**Goals:**
1/ According to the IPL preview, who stepped up for Chennai in Murali's absence?
2/ Reproduce everything in the IPL preview from "In the spotlight" down to "at the crease?".
3/ Name every IPL team mentioned in the IPL preview.

START Text excerpt

That the best and worst teams of the season were separated by so little on the field was the USP of the first three seasons of the IPL. Going by the opening exchanges of 2011, things seem to have changed. The addition of two new teams has led to a visible dilution of talent, and Punjab might be one of the most severely affected. They are aiming at a reprisal of Deccan Chargers' successful 2009 strategy, and have put Adam Gilchrist in charge of a bunch of not-so-big names. Their hammering at the hands of Pune Warriors in their opening game was an apt indication of just how much they will have to lift.
Chennai have begun the season where they left off last year. They had no business winning their opening game after allowing Kolkata within nine runs of victory with eight balls left, but they kept hustling to pull off a last-ball win. The core of the team and the self-belief of 2010 was intact, and they did not let the absence of a few key players affect them. In Murali's absence, Suraj Randiv stepped up to send down doosras from round the wicket. In Doug Bollinger's absence, Tim Southee delivered a raft of made-to-order yorkers without breaking into a sweat. If Dhoni's yellow jerseys are to be beaten, Gichrist might have to roll back the years and do it all by himself.
If Ryan Harris is fit, he has to replace Nathan Rimmington in the Punjab side. With their middle order looking out of sorts against Pune, David Hussey or David Miller could hope to get a game.
In the spotlight
Chennai's decision to retain M Vijay ahead of the auction was a huge vote of confidence for a young batsman. Since then, Vijay has been prodigal with the opportunities that have come his way: his casual footwork led to failures in India's one-day series in South Africa, where a couple of strong performances could have earned him a World Cup spot. He got out playing another lazy shot in the opening over against Kolkata. Can he temper his elegant ways with some discipline at the crease?
Piyush Chawla got only one over in the thrashing against Pune, and in six balls he showcased all elements of his bowling. There was a rank short googly that was heaved for four, an over-pitched legspinner that was carved for six and a lovely wrong 'un that nearly sneaked in. It didn't get him a wicket though, and that over went for 12 runs. Chawla's inability to land six balls on a spot dogged him during the World Cup as well. Can he correct things against Chennai?

END Text excerpt
START Extracted entries

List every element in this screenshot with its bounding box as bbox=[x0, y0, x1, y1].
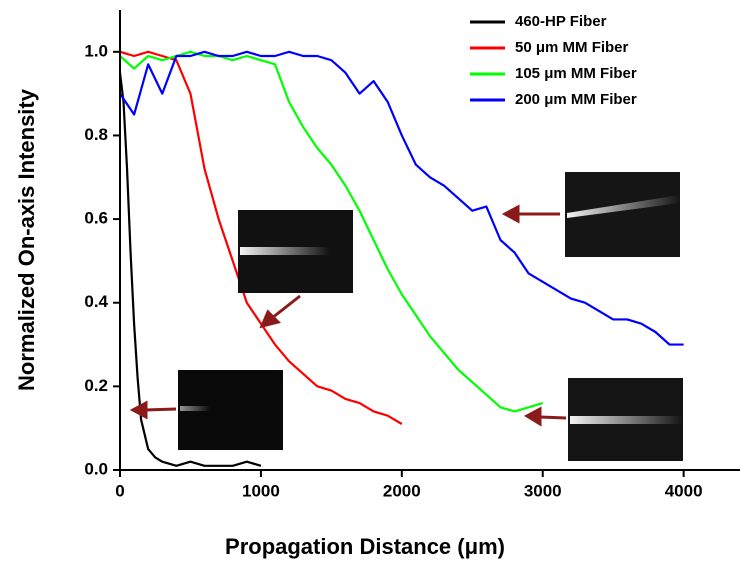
arrow bbox=[144, 407, 177, 412]
x-tick-label: 3000 bbox=[524, 481, 562, 500]
y-tick-label: 0.8 bbox=[84, 125, 108, 144]
data-line bbox=[119, 50, 403, 425]
inset-streak bbox=[570, 416, 683, 424]
y-axis-title: Normalized On-axis Intensity bbox=[14, 88, 39, 391]
y-tick-label: 0.2 bbox=[84, 376, 108, 395]
y-tick-label: 0.4 bbox=[84, 292, 108, 311]
inset-streak bbox=[180, 406, 210, 411]
x-tick-label: 4000 bbox=[665, 481, 703, 500]
x-tick-label: 0 bbox=[115, 481, 124, 500]
arrow-head bbox=[259, 309, 281, 329]
legend-label: 50 μm MM Fiber bbox=[515, 39, 629, 56]
arrow-head bbox=[129, 400, 148, 420]
y-tick-label: 0.6 bbox=[84, 209, 108, 228]
inset-streak bbox=[240, 247, 330, 255]
legend-label: 105 μm MM Fiber bbox=[515, 65, 637, 82]
legend-label: 200 μm MM Fiber bbox=[515, 91, 637, 108]
data-line bbox=[118, 72, 262, 467]
insets bbox=[129, 172, 683, 461]
data-line bbox=[119, 50, 544, 413]
arrow-head bbox=[523, 406, 542, 427]
x-tick-label: 2000 bbox=[383, 481, 421, 500]
x-tick-label: 1000 bbox=[242, 481, 280, 500]
y-tick-label: 1.0 bbox=[84, 41, 108, 60]
data-line bbox=[119, 50, 684, 346]
inset-streak bbox=[567, 195, 680, 218]
legend-label: 460-HP Fiber bbox=[515, 13, 607, 30]
x-axis-title: Propagation Distance (μm) bbox=[225, 534, 505, 559]
arrow bbox=[539, 415, 567, 420]
arrow-head bbox=[501, 204, 520, 224]
arrows bbox=[129, 204, 567, 427]
y-tick-label: 0.0 bbox=[84, 459, 108, 478]
arrow bbox=[271, 294, 301, 320]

END Extracted entries

**Results of the tasks:**
1/ Suraj Randiv

2/
In the spotlight
Chennai's decision to retain M Vijay ahead of the auction was a huge vote of confidence for a young batsman. Since then, Vijay has been prodigal with the opportunities that have come his way: his casual footwork led to failures in India's one-day series in South Africa, where a couple of strong performances could have earned him a World Cup spot. He got out playing another lazy shot in the opening over against Kolkata. Can he temper his elegant ways with some discipline at the crease?

3/ Punjab, Deccan Chargers, Pune Warriors, Chennai, Kolkata